Your task is to transcribe all the entries exactly, excluding pictures.

* start DATASET CONTENT *

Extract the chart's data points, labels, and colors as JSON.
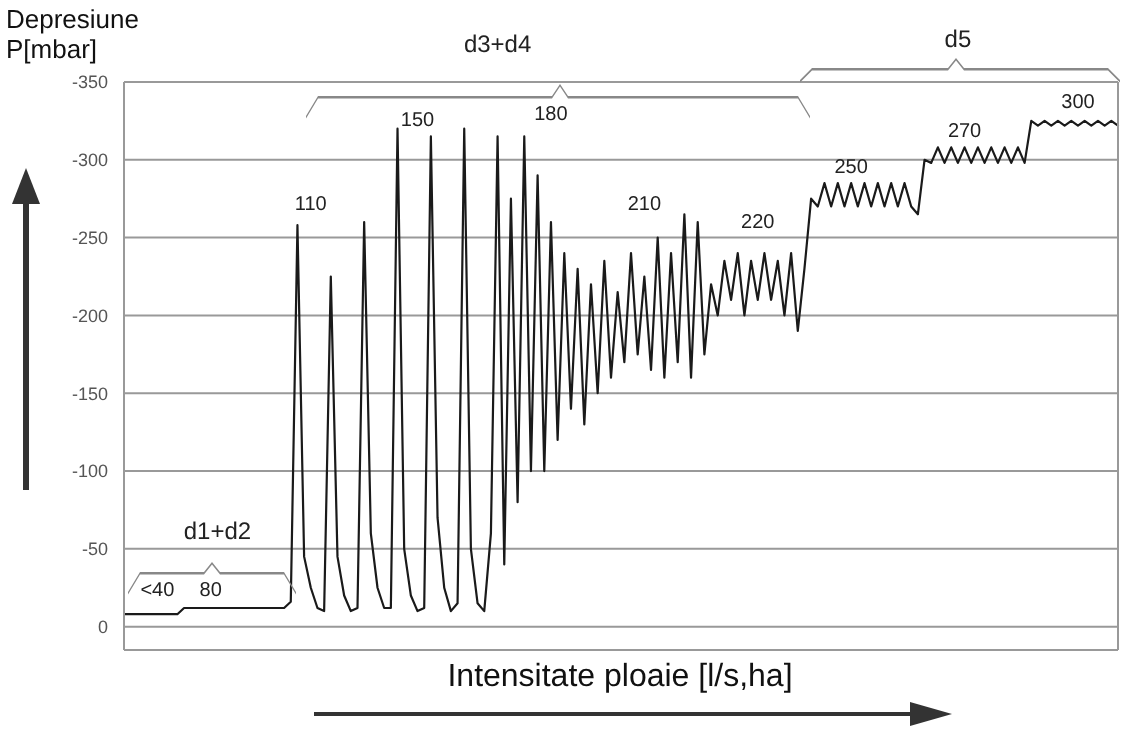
{
  "chart_data": {
    "type": "line",
    "ylabel": "Depresiune P[mbar]",
    "xlabel": "Intensitate ploaie [l/s,ha]",
    "categories": [
      null,
      null,
      null,
      null,
      null,
      null,
      null,
      null,
      null,
      null,
      null,
      null,
      null,
      null,
      null,
      null,
      null,
      null,
      null,
      null,
      null,
      null,
      null,
      null,
      null,
      null,
      null,
      null,
      null,
      null,
      null,
      null,
      null,
      null,
      null,
      null,
      null,
      null,
      null,
      null,
      null,
      null,
      null,
      null,
      null,
      null,
      null,
      null,
      null,
      null,
      null,
      null,
      null,
      null,
      null,
      null,
      null,
      null,
      null,
      null,
      null,
      null,
      null,
      null,
      null,
      null,
      null,
      null,
      null,
      null,
      null,
      null,
      null,
      null,
      null,
      null,
      null,
      null,
      null,
      null,
      null,
      null,
      null,
      null,
      null,
      null,
      null,
      null,
      null,
      null,
      null,
      null,
      null,
      null,
      null,
      null,
      null,
      null,
      null,
      null,
      null,
      null,
      null,
      null,
      null,
      null,
      null,
      null,
      null,
      null,
      null,
      null,
      null,
      null,
      null,
      null,
      null,
      null,
      null,
      null,
      null,
      null,
      null,
      null,
      null,
      null,
      null,
      null,
      null,
      null,
      null,
      null,
      null,
      null,
      null,
      null,
      null,
      null,
      null,
      null,
      null,
      null,
      null,
      null,
      null,
      null,
      null,
      null,
      null,
      null
    ],
    "series": [
      {
        "color": "#1a1a1a",
        "values": [
          -8,
          -8,
          -8,
          -8,
          -8,
          -8,
          -8,
          -8,
          -8,
          -12,
          -12,
          -12,
          -12,
          -12,
          -12,
          -12,
          -12,
          -12,
          -12,
          -12,
          -12,
          -12,
          -12,
          -12,
          -12,
          -16,
          -258,
          -45,
          -25,
          -12,
          -10,
          -225,
          -45,
          -20,
          -10,
          -12,
          -260,
          -60,
          -25,
          -12,
          -12,
          -320,
          -50,
          -20,
          -10,
          -12,
          -315,
          -70,
          -25,
          -10,
          -15,
          -320,
          -50,
          -15,
          -10,
          -60,
          -315,
          -40,
          -275,
          -80,
          -315,
          -100,
          -290,
          -100,
          -260,
          -120,
          -240,
          -140,
          -230,
          -130,
          -220,
          -150,
          -235,
          -160,
          -215,
          -170,
          -240,
          -175,
          -225,
          -165,
          -250,
          -160,
          -240,
          -170,
          -265,
          -160,
          -260,
          -175,
          -220,
          -200,
          -235,
          -210,
          -240,
          -200,
          -235,
          -210,
          -240,
          -210,
          -235,
          -200,
          -240,
          -190,
          -230,
          -275,
          -270,
          -285,
          -270,
          -285,
          -270,
          -285,
          -270,
          -285,
          -270,
          -285,
          -270,
          -285,
          -270,
          -285,
          -270,
          -265,
          -300,
          -298,
          -308,
          -298,
          -308,
          -298,
          -308,
          -298,
          -308,
          -298,
          -308,
          -298,
          -308,
          -298,
          -308,
          -298,
          -325,
          -322,
          -325,
          -322,
          -325,
          -322,
          -325,
          -322,
          -325,
          -322,
          -325,
          -322,
          -325,
          -322
        ]
      }
    ],
    "ylim": [
      15,
      -350
    ],
    "yticks": [
      0,
      -50,
      -100,
      -150,
      -200,
      -250,
      -300,
      -350
    ],
    "grid": "y",
    "tick_labels": "y",
    "marker": "none",
    "annotations": [
      "<40",
      "80",
      "110",
      "150",
      "180",
      "210",
      "220",
      "250",
      "270",
      "300",
      "d1+d2",
      "d3+d4",
      "d5"
    ]
  }
}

* end DATASET CONTENT *

EXPECTED ANSWER:
Extract the chart's data points, labels, and colors as JSON.
{
  "chart_data": {
    "type": "line",
    "ylabel": "Depresiune P[mbar]",
    "xlabel": "Intensitate ploaie [l/s,ha]",
    "categories": [
      null,
      null,
      null,
      null,
      null,
      null,
      null,
      null,
      null,
      null,
      null,
      null,
      null,
      null,
      null,
      null,
      null,
      null,
      null,
      null,
      null,
      null,
      null,
      null,
      null,
      null,
      null,
      null,
      null,
      null,
      null,
      null,
      null,
      null,
      null,
      null,
      null,
      null,
      null,
      null,
      null,
      null,
      null,
      null,
      null,
      null,
      null,
      null,
      null,
      null,
      null,
      null,
      null,
      null,
      null,
      null,
      null,
      null,
      null,
      null,
      null,
      null,
      null,
      null,
      null,
      null,
      null,
      null,
      null,
      null,
      null,
      null,
      null,
      null,
      null,
      null,
      null,
      null,
      null,
      null,
      null,
      null,
      null,
      null,
      null,
      null,
      null,
      null,
      null,
      null,
      null,
      null,
      null,
      null,
      null,
      null,
      null,
      null,
      null,
      null,
      null,
      null,
      null,
      null,
      null,
      null,
      null,
      null,
      null,
      null,
      null,
      null,
      null,
      null,
      null,
      null,
      null,
      null,
      null,
      null,
      null,
      null,
      null,
      null,
      null,
      null,
      null,
      null,
      null,
      null,
      null,
      null,
      null,
      null,
      null,
      null,
      null,
      null,
      null,
      null,
      null,
      null,
      null,
      null,
      null,
      null,
      null,
      null,
      null,
      null
    ],
    "series": [
      {
        "color": "#1a1a1a",
        "values": [
          -8,
          -8,
          -8,
          -8,
          -8,
          -8,
          -8,
          -8,
          -8,
          -12,
          -12,
          -12,
          -12,
          -12,
          -12,
          -12,
          -12,
          -12,
          -12,
          -12,
          -12,
          -12,
          -12,
          -12,
          -12,
          -16,
          -258,
          -45,
          -25,
          -12,
          -10,
          -225,
          -45,
          -20,
          -10,
          -12,
          -260,
          -60,
          -25,
          -12,
          -12,
          -320,
          -50,
          -20,
          -10,
          -12,
          -315,
          -70,
          -25,
          -10,
          -15,
          -320,
          -50,
          -15,
          -10,
          -60,
          -315,
          -40,
          -275,
          -80,
          -315,
          -100,
          -290,
          -100,
          -260,
          -120,
          -240,
          -140,
          -230,
          -130,
          -220,
          -150,
          -235,
          -160,
          -215,
          -170,
          -240,
          -175,
          -225,
          -165,
          -250,
          -160,
          -240,
          -170,
          -265,
          -160,
          -260,
          -175,
          -220,
          -200,
          -235,
          -210,
          -240,
          -200,
          -235,
          -210,
          -240,
          -210,
          -235,
          -200,
          -240,
          -190,
          -230,
          -275,
          -270,
          -285,
          -270,
          -285,
          -270,
          -285,
          -270,
          -285,
          -270,
          -285,
          -270,
          -285,
          -270,
          -285,
          -270,
          -265,
          -300,
          -298,
          -308,
          -298,
          -308,
          -298,
          -308,
          -298,
          -308,
          -298,
          -308,
          -298,
          -308,
          -298,
          -308,
          -298,
          -325,
          -322,
          -325,
          -322,
          -325,
          -322,
          -325,
          -322,
          -325,
          -322,
          -325,
          -322,
          -325,
          -322
        ]
      }
    ],
    "ylim": [
      15,
      -350
    ],
    "yticks": [
      0,
      -50,
      -100,
      -150,
      -200,
      -250,
      -300,
      -350
    ],
    "grid": "y",
    "tick_labels": "y",
    "marker": "none",
    "annotations": [
      "<40",
      "80",
      "110",
      "150",
      "180",
      "210",
      "220",
      "250",
      "270",
      "300",
      "d1+d2",
      "d3+d4",
      "d5"
    ]
  }
}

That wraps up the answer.